* [Kaynak Metin]
* * * * * * * * *
Şehri, tabiatı ve insanı yağmalayan kapitalist politikalara karşı birlikte direnelim!

DSC06194

 

TOKAD (Toplumsal Dayanışma Kültür Eğitim ve Sosyal Araştırmalar Derneği), Gezi Parkı eylem süreciyle ilgili olarak Tokat Yeraltı çarşısı üzerinde bir eylem düzenledi.

Eylemde basın açıklamasını TOKAD yönetiminden Ahmet Örs okudu. Birçok kişi bu süreçte kafa karışıklığı içinde olduğunu söyleyen Örs, ülke geneline yayılan eylemlerin altında yatan sebeplerin iyi anlaşılması gerektiğini; halkını dinlemeyen, “ben en iyisini bilirim, en iyisini yaparım, benim dediğim olacak” tavrındaki müstağni, mütekebbir zihniyetin yaşananların baş faili olduğunu vurguladı. Başbakanın üstenci, müstağni tavrını kınayan Ahmet Örs, “Şehirlerini, park ve ağaçlarını korumak isteyen insanlara sabah namazı saatinde gaz bombalarıyla baskın yapmak zulümdür ve Allah zalimleri sevmez.” dedi.

Gezi parkının bir sembol olduğunu söyleyen Örs, ülkeyi uzun yıllardır etkileyen neoliberal politikaların son on yıllık AKP iktidarı döneminde derinleştiğini, toplumsal adaletsizliklerin ve yoksullukları artırdığını kendilerinin de bu yozlaşma ve ifsada, Amerikancı ve NATOcu politikalara karşı çıkmak için meydanlarda olduklarını belirtti ve sözlerini “Biz, yağmalanan şehirleri ve tabiatı; bir bütün halinde insanı savunmak için buradayız!” diye sürdürdü.
* * * * * * * * *
* [Yazılı Görevler]
(A) TOKAD eylemi haberini iki cümleyle özetle.
(B) TOKAD eylemi haberinde "TOKAD (Toplumsal Dayanışma" ifadesinin geçtiği sözlerle başlayıp "bir eylem düzenledi." ile biten kısmı olduğu gibi aktar.
(C) TOKAD eylemi haberinde "Gezi parkının bir sembol olduğunu" diye başlayan paragrafı kısa maddeler halinde yeniden yaz.
Sonraki liste başka bir kaynaktan alınmıştır.

[Kutulu öğe girdileri]
* * * * * * * * *
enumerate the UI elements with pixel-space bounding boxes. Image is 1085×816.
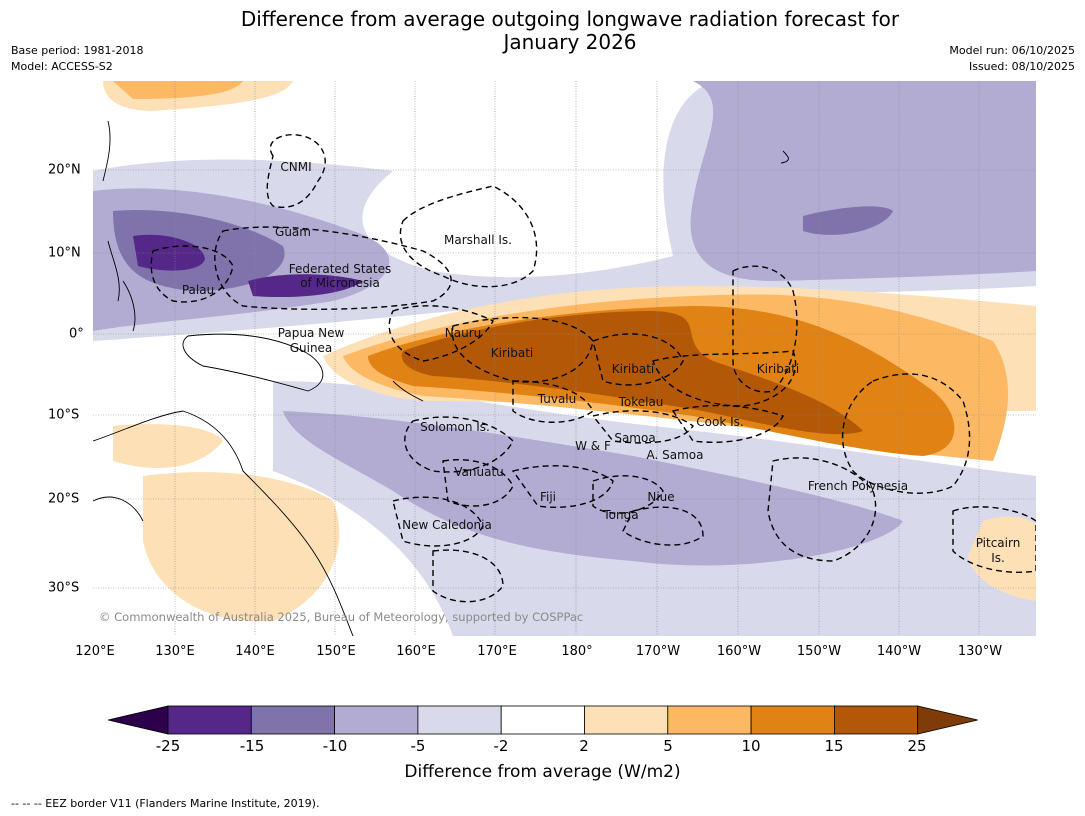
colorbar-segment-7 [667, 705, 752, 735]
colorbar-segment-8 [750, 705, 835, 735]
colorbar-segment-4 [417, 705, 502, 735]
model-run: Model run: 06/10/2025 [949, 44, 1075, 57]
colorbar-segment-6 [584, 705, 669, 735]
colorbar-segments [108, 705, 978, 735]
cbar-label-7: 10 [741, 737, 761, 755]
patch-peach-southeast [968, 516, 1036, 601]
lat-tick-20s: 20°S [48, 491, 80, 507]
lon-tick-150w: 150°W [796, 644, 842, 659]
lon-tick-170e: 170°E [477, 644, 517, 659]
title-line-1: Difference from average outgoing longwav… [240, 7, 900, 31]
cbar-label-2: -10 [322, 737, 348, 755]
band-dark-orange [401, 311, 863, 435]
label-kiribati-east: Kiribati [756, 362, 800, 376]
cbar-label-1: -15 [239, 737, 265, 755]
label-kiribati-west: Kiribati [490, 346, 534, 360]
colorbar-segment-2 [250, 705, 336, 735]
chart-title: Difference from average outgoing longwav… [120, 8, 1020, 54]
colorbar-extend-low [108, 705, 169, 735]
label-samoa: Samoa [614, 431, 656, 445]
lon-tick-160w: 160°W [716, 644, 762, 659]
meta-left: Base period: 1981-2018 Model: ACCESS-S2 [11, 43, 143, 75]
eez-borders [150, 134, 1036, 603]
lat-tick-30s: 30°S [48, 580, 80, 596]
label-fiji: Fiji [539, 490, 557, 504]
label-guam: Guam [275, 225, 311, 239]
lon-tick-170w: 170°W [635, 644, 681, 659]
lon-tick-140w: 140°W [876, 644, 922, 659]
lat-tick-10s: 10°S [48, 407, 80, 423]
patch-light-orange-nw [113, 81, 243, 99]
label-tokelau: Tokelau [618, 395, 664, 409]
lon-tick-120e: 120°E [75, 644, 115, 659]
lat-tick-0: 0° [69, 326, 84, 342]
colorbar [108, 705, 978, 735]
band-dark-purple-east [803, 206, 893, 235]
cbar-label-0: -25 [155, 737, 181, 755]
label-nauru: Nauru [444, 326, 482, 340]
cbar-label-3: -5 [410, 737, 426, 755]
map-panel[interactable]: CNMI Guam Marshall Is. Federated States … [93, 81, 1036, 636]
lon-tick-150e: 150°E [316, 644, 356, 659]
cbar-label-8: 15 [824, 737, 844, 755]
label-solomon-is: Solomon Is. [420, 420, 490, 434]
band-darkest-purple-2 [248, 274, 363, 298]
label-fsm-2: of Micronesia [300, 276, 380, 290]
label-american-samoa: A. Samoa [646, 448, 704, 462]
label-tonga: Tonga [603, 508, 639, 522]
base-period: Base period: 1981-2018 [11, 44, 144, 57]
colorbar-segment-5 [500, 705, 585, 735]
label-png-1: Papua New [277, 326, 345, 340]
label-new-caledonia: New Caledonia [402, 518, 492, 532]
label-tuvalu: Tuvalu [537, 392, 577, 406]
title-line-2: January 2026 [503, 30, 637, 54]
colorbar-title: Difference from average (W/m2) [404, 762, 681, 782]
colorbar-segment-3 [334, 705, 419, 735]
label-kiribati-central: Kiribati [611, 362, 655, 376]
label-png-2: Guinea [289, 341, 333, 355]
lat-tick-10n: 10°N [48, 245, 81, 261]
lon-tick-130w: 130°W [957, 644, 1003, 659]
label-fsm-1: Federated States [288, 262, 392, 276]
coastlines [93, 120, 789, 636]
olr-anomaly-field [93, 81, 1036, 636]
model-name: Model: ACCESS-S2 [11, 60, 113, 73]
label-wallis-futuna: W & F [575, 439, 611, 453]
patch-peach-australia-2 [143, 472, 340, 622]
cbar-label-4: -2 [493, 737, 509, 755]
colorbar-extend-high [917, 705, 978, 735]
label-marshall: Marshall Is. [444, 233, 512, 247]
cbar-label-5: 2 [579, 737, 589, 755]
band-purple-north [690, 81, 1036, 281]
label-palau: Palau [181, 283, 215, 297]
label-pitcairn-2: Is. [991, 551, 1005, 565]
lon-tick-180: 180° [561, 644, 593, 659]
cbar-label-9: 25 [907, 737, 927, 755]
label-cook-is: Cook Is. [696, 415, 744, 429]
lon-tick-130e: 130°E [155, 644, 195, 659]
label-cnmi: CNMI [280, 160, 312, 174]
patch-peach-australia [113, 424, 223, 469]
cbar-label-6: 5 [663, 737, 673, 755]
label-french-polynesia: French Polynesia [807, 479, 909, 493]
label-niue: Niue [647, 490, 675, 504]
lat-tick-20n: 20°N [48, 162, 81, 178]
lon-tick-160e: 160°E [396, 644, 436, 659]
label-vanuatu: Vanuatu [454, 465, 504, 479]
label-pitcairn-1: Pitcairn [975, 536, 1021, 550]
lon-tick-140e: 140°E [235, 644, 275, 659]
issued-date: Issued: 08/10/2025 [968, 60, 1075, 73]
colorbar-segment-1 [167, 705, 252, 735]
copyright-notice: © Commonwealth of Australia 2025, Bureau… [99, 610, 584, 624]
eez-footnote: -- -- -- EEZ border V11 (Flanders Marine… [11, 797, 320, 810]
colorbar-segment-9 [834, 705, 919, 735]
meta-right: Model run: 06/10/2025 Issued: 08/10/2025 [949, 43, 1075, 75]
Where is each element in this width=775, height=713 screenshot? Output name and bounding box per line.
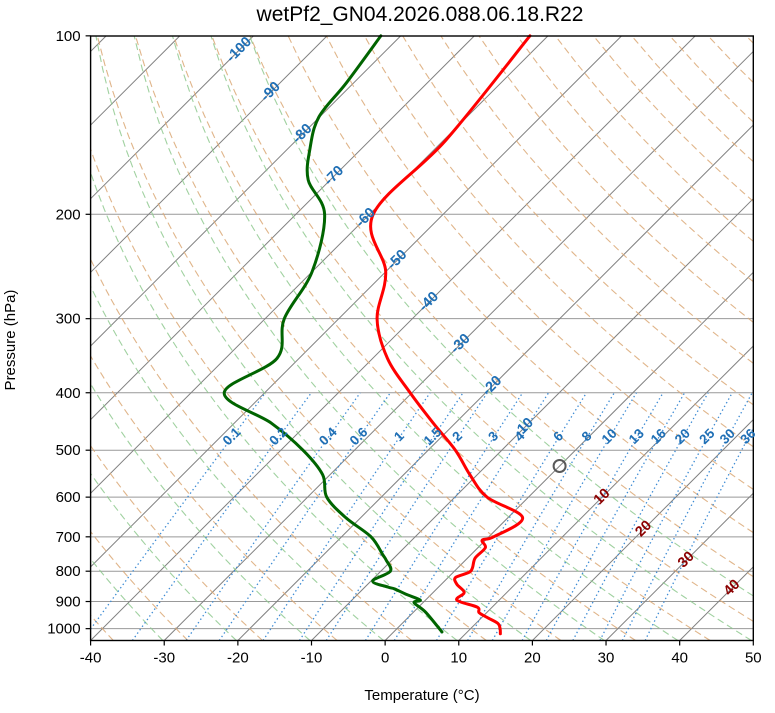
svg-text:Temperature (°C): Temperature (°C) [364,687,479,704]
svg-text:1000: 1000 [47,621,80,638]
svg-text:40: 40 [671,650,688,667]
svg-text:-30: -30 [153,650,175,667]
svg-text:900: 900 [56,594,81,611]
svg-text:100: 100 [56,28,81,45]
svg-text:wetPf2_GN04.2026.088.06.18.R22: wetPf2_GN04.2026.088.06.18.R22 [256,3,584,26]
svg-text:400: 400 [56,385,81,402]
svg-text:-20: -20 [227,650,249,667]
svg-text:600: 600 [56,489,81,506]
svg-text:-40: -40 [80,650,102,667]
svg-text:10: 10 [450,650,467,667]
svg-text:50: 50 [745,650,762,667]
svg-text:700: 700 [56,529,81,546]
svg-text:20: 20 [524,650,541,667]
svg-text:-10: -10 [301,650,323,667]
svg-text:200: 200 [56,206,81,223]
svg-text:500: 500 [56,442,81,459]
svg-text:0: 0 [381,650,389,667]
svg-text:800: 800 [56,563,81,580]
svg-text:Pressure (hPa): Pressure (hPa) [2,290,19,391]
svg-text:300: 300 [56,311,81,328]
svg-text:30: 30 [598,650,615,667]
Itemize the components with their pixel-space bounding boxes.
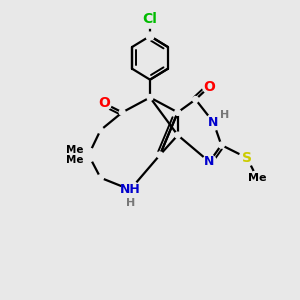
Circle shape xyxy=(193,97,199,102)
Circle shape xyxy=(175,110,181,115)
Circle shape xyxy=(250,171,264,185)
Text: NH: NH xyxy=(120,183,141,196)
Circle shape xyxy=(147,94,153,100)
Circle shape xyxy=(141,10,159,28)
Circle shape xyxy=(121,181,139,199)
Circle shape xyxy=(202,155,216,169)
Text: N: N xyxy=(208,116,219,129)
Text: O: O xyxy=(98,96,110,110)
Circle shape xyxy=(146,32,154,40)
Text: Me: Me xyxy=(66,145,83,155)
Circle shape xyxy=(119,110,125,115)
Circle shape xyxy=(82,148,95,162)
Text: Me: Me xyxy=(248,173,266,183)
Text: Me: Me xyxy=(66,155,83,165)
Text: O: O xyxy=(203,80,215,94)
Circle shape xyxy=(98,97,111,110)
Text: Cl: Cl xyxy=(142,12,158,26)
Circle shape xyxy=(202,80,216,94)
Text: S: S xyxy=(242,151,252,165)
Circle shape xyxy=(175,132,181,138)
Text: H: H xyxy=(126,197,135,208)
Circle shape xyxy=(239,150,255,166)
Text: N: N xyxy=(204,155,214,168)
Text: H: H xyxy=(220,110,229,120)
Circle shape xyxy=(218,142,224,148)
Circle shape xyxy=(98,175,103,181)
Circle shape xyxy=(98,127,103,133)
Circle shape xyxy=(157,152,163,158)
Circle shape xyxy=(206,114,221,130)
* * * * * * * * *
* [Tamamlanan Alıştırma]
(A) TOKAD, Gezi Parkı eylem süreciyle ilgili olarak Tokat Yeraltı çarşısı üzerinde bir eylem düzenledi ve basın açıklamasını Ahmet Örs okudu. Örs, halkını dinlemeyen zihniyetin yaşananların baş faili olduğunu vurguladı, neoliberal politikaların AKP iktidarı döneminde derinleştiğini belirtti ve yağmalanan şehirleri, tabiatı ve insanı savunmak için orada olduklarını söyledi.

(B)
TOKAD (Toplumsal Dayanışma Kültür Eğitim ve Sosyal Araştırmalar Derneği), Gezi Parkı eylem süreciyle ilgili olarak Tokat Yeraltı çarşısı üzerinde bir eylem düzenledi.

(C)
- Örs'e göre Gezi Parkı bir semboldür.
- Ülkeyi uzun yıllardır etkileyen neoliberal politikalar son on yıllık AKP iktidarı döneminde derinleşmiştir.
- Bu politikalar toplumsal adaletsizlikleri ve yoksulluğu artırmıştır.
- Kendileri yozlaşmaya, ifsada, Amerikancı ve NATOcu politikalara karşı çıkmak için meydanlardadır.
- Yağmalanan şehirleri, tabiatı ve bir bütün halinde insanı savunmak için oradadırlar.